TASK OBJECTIVE
Turn the lines from the one containing "staticText: 100: [161, 101, 241, 133]" to the one containing "button[interactable]: Adjust range 85 to 100: [0, 208, 443, 230]", both included, into a numbered list, and leave out any blank lines.

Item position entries
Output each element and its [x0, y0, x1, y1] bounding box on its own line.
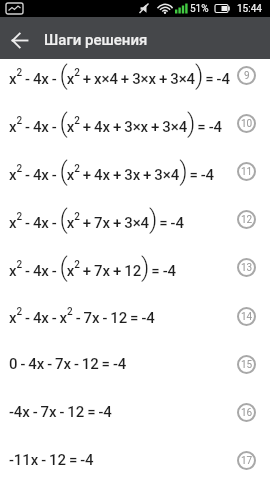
staticText: x2 - 4x - (x2 + 4x + 3×x + 3×4) = -4	[9, 108, 222, 138]
staticText: -11x - 12 = -4	[9, 451, 94, 469]
staticText: 15	[241, 359, 253, 371]
staticText: x2 - 4x - (x2 + x×4 + 3×x + 3×4) = -4	[9, 60, 230, 90]
staticText: 12	[241, 214, 253, 226]
staticText: x2 - 4x - (x2 + 7x + 3×4) = -4	[9, 204, 184, 234]
staticText: -4x - 7x - 12 = -4	[9, 403, 112, 421]
staticText: 0 - 4x - 7x - 12 = -4	[9, 355, 127, 373]
button[interactable]: 0 - 4x - 7x - 12 = -4	[0, 340, 270, 388]
button[interactable]: -11x - 12 = -4	[0, 436, 270, 480]
staticText: x2 - 4x - x2 - 7x - 12 = -4	[9, 306, 155, 327]
staticText: 51%	[190, 3, 209, 15]
button[interactable]: Шаги решения	[0, 17, 148, 59]
button[interactable]: -4x - 7x - 12 = -4	[0, 388, 270, 436]
button[interactable]: x2 - 4x - (x2 + 7x + 12) = -4	[0, 243, 270, 291]
button[interactable]: x2 - 4x - (x2 + 7x + 3×4) = -4	[0, 195, 270, 243]
staticText: 11	[241, 166, 253, 178]
staticText: 17	[241, 455, 253, 467]
staticText: 15:44	[237, 3, 262, 15]
staticText: 10	[241, 118, 253, 130]
staticText: 13	[241, 262, 253, 274]
staticText: 16	[241, 407, 253, 419]
staticText: x2 - 4x - (x2 + 7x + 12) = -4	[9, 252, 176, 282]
button[interactable]: x2 - 4x - x2 - 7x - 12 = -4	[0, 292, 270, 340]
staticText: Шаги решения	[44, 31, 148, 49]
button[interactable]: x2 - 4x - (x2 + 4x + 3x + 3×4) = -4	[0, 147, 270, 195]
staticText: 9	[244, 70, 250, 82]
staticText: x2 - 4x - (x2 + 4x + 3x + 3×4) = -4	[9, 156, 215, 186]
button[interactable]: x2 - 4x - (x2 + 4x + 3×x + 3×4) = -4	[0, 99, 270, 147]
button[interactable]: x2 - 4x - (x2 + x×4 + 3×x + 3×4) = -4	[0, 59, 270, 99]
staticText: 14	[241, 311, 253, 323]
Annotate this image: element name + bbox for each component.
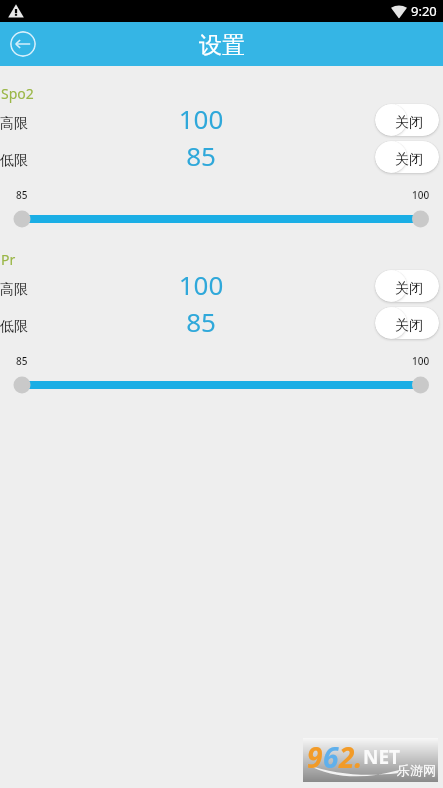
staticText: 100: [161, 101, 241, 133]
staticText: Pr: [1, 250, 16, 269]
staticText: 85: [16, 354, 28, 368]
staticText: 100: [161, 267, 241, 299]
staticText: 85: [16, 188, 28, 202]
staticText: Spo2: [1, 84, 34, 103]
staticText: 乐游网: [397, 762, 436, 778]
button[interactable]: 关闭: [375, 270, 439, 302]
staticText: 85: [161, 138, 241, 170]
button[interactable]: Adjust range 85 to 100: [0, 374, 443, 396]
staticText: 关闭: [395, 280, 423, 298]
button[interactable]: Back: [10, 31, 36, 57]
staticText: 9:20: [411, 2, 437, 20]
staticText: 高限: [0, 281, 28, 299]
button[interactable]: 关闭: [375, 104, 439, 136]
staticText: NET: [363, 744, 401, 770]
staticText: 设置: [199, 31, 245, 60]
button[interactable]: 高限: [0, 274, 330, 306]
staticText: 2.: [339, 738, 363, 776]
staticText: 低限: [0, 318, 28, 336]
button[interactable]: Adjust range 85 to 100: [0, 208, 443, 230]
button[interactable]: 高限: [0, 108, 330, 140]
button[interactable]: 低限: [0, 311, 330, 343]
staticText: 9: [307, 738, 323, 776]
staticText: 关闭: [395, 114, 423, 132]
button[interactable]: 关闭: [375, 141, 439, 173]
button[interactable]: 关闭: [375, 307, 439, 339]
button[interactable]: 低限: [0, 145, 330, 177]
staticText: 高限: [0, 115, 28, 133]
staticText: 关闭: [395, 317, 423, 335]
staticText: 6: [323, 738, 339, 776]
staticText: 85: [161, 304, 241, 336]
staticText: 100: [412, 188, 430, 202]
staticText: 关闭: [395, 151, 423, 169]
staticText: 100: [412, 354, 430, 368]
staticText: 低限: [0, 152, 28, 170]
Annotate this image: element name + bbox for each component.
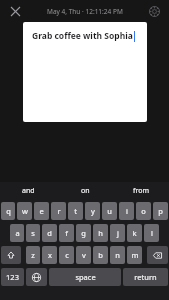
button[interactable]: Backspace [147, 246, 168, 264]
staticText: x [48, 250, 52, 260]
button[interactable]: return [123, 268, 168, 286]
staticText: t [74, 206, 77, 216]
button[interactable]: on [57, 182, 113, 200]
button[interactable]: Grab coffee with Sophia [23, 22, 147, 122]
button[interactable]: j [110, 224, 125, 242]
button[interactable]: n [110, 246, 125, 264]
staticText: and [22, 186, 35, 196]
button[interactable]: g [76, 224, 91, 242]
staticText: r [57, 206, 61, 216]
button[interactable]: e [34, 202, 49, 220]
button[interactable]: f [59, 224, 74, 242]
staticText: z [31, 250, 35, 260]
button[interactable]: from [113, 182, 169, 200]
button[interactable]: q [1, 202, 15, 220]
staticText: space [75, 272, 96, 282]
button[interactable]: Close [5, 1, 25, 21]
button[interactable]: z [26, 246, 40, 264]
button[interactable]: 123 [1, 268, 24, 286]
staticText: w [22, 206, 28, 216]
button[interactable]: v [76, 246, 91, 264]
button[interactable]: and [0, 182, 57, 200]
staticText: o [141, 206, 146, 216]
button[interactable]: i [119, 202, 134, 220]
button[interactable]: y [85, 202, 100, 220]
button[interactable]: w [17, 202, 32, 220]
button[interactable]: Shift [1, 246, 21, 264]
staticText: h [98, 228, 103, 238]
button[interactable]: l [144, 224, 159, 242]
staticText: on [81, 186, 90, 196]
staticText: n [115, 250, 120, 260]
staticText: 123 [6, 272, 19, 282]
staticText: e [39, 206, 44, 216]
button[interactable]: t [68, 202, 83, 220]
staticText: g [81, 228, 86, 238]
staticText: f [65, 228, 68, 238]
button[interactable]: d [42, 224, 57, 242]
button[interactable]: a [10, 224, 24, 242]
staticText: a [15, 228, 20, 238]
staticText: May 4, Thu · 12:11:24 PM [47, 7, 123, 16]
staticText: j [117, 228, 119, 238]
button[interactable]: r [51, 202, 66, 220]
staticText: k [132, 228, 137, 238]
staticText: v [82, 250, 86, 260]
button[interactable]: m [127, 246, 142, 264]
button[interactable]: u [102, 202, 117, 220]
staticText: m [131, 250, 139, 260]
button[interactable]: o [136, 202, 151, 220]
button[interactable]: k [127, 224, 142, 242]
staticText: return [134, 272, 157, 282]
button[interactable]: b [93, 246, 108, 264]
button[interactable]: x [42, 246, 57, 264]
staticText: u [107, 206, 112, 216]
button[interactable]: c [59, 246, 74, 264]
staticText: i [126, 206, 128, 216]
staticText: s [31, 228, 35, 238]
button[interactable]: h [93, 224, 108, 242]
staticText: d [47, 228, 52, 238]
staticText: p [158, 206, 163, 216]
button[interactable]: s [26, 224, 40, 242]
staticText: q [6, 206, 11, 216]
button[interactable]: Change keyboard [26, 268, 47, 286]
staticText: y [91, 206, 95, 216]
staticText: l [151, 228, 153, 238]
button[interactable]: p [153, 202, 168, 220]
button[interactable]: Settings [144, 1, 164, 21]
staticText: from [133, 186, 149, 196]
staticText: Grab coffee with Sophia [32, 30, 133, 42]
staticText: b [98, 250, 103, 260]
staticText: c [65, 250, 69, 260]
button[interactable]: space [49, 268, 121, 286]
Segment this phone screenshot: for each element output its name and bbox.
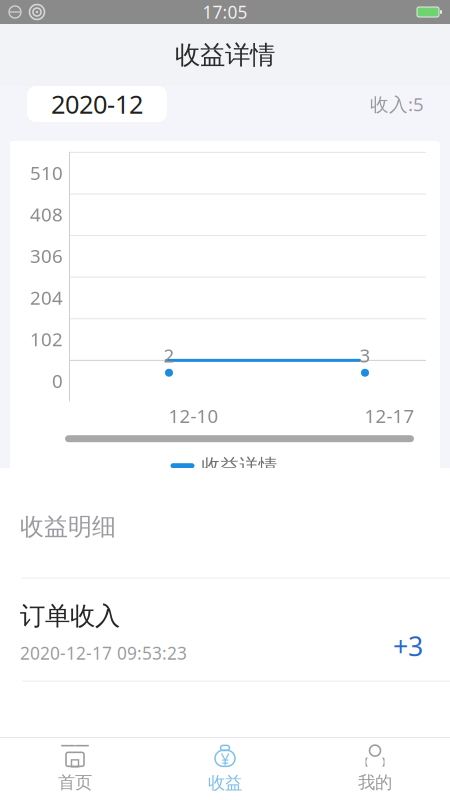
- staticText: 收益详情: [175, 39, 275, 70]
- staticText: 12-10: [168, 403, 218, 428]
- staticText: 2: [164, 343, 174, 368]
- staticText: 2020-12: [51, 87, 143, 121]
- staticText: 204: [30, 285, 63, 310]
- staticText: 收益详情: [202, 454, 278, 477]
- staticText: 510: [30, 160, 63, 185]
- staticText: 我的: [358, 772, 392, 793]
- button[interactable]: 首页: [0, 738, 150, 800]
- button[interactable]: 订单收入: [0, 578, 450, 681]
- button[interactable]: ¥: [150, 738, 300, 800]
- staticText: 3: [360, 343, 370, 368]
- staticText: 0: [52, 368, 63, 393]
- staticText: 408: [30, 202, 63, 227]
- staticText: ¥: [220, 749, 230, 770]
- staticText: 102: [30, 327, 63, 351]
- staticText: 订单收入: [20, 600, 120, 632]
- staticText: 收入:5: [370, 92, 424, 116]
- staticText: 首页: [58, 772, 92, 793]
- button[interactable]: 2020-12: [27, 86, 167, 122]
- staticText: 306: [30, 243, 63, 268]
- staticText: +3: [393, 628, 423, 664]
- staticText: 收益明细: [20, 512, 116, 542]
- staticText: 12-17: [364, 403, 414, 428]
- staticText: 17:05: [202, 0, 248, 24]
- staticText: 收益: [208, 772, 242, 794]
- button[interactable]: 我的: [300, 738, 450, 800]
- staticText: 2020-12-17 09:53:23: [20, 642, 187, 665]
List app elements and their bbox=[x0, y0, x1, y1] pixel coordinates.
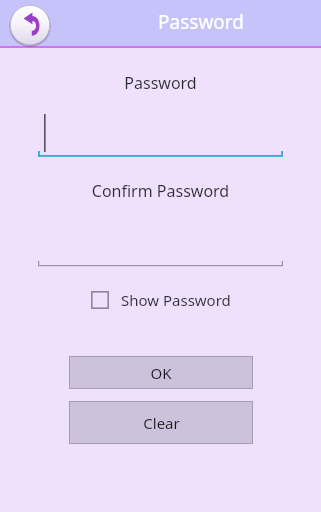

PROBLEM SOLUTION
1. staticText: 100: [161, 101, 241, 133]
2. staticText: Pr: [1, 250, 16, 269]
3. staticText: 85: [16, 354, 28, 368]
4. staticText: 100: [161, 267, 241, 299]
5. staticText: 85: [16, 188, 28, 202]
6. staticText: Spo2: [1, 84, 34, 103]
7. staticText: 乐游网: [397, 762, 436, 778]
8. button[interactable]: 关闭: [375, 270, 439, 302]
9. staticText: 85: [161, 138, 241, 170]
10. button[interactable]: Adjust range 85 to 100: [0, 374, 443, 396]
11. staticText: 关闭: [395, 280, 423, 298]
12. button[interactable]: Back: [10, 31, 36, 57]
13. staticText: 9:20: [411, 2, 437, 20]
14. staticText: 高限: [0, 281, 28, 299]
15. button[interactable]: 关闭: [375, 104, 439, 136]
16. staticText: NET: [363, 744, 401, 770]
17. staticText: 设置: [199, 31, 245, 60]
18. button[interactable]: 高限: [0, 274, 330, 306]
19. staticText: 2.: [339, 738, 363, 776]
20. staticText: 低限: [0, 318, 28, 336]
21. button[interactable]: Adjust range 85 to 100: [0, 208, 443, 230]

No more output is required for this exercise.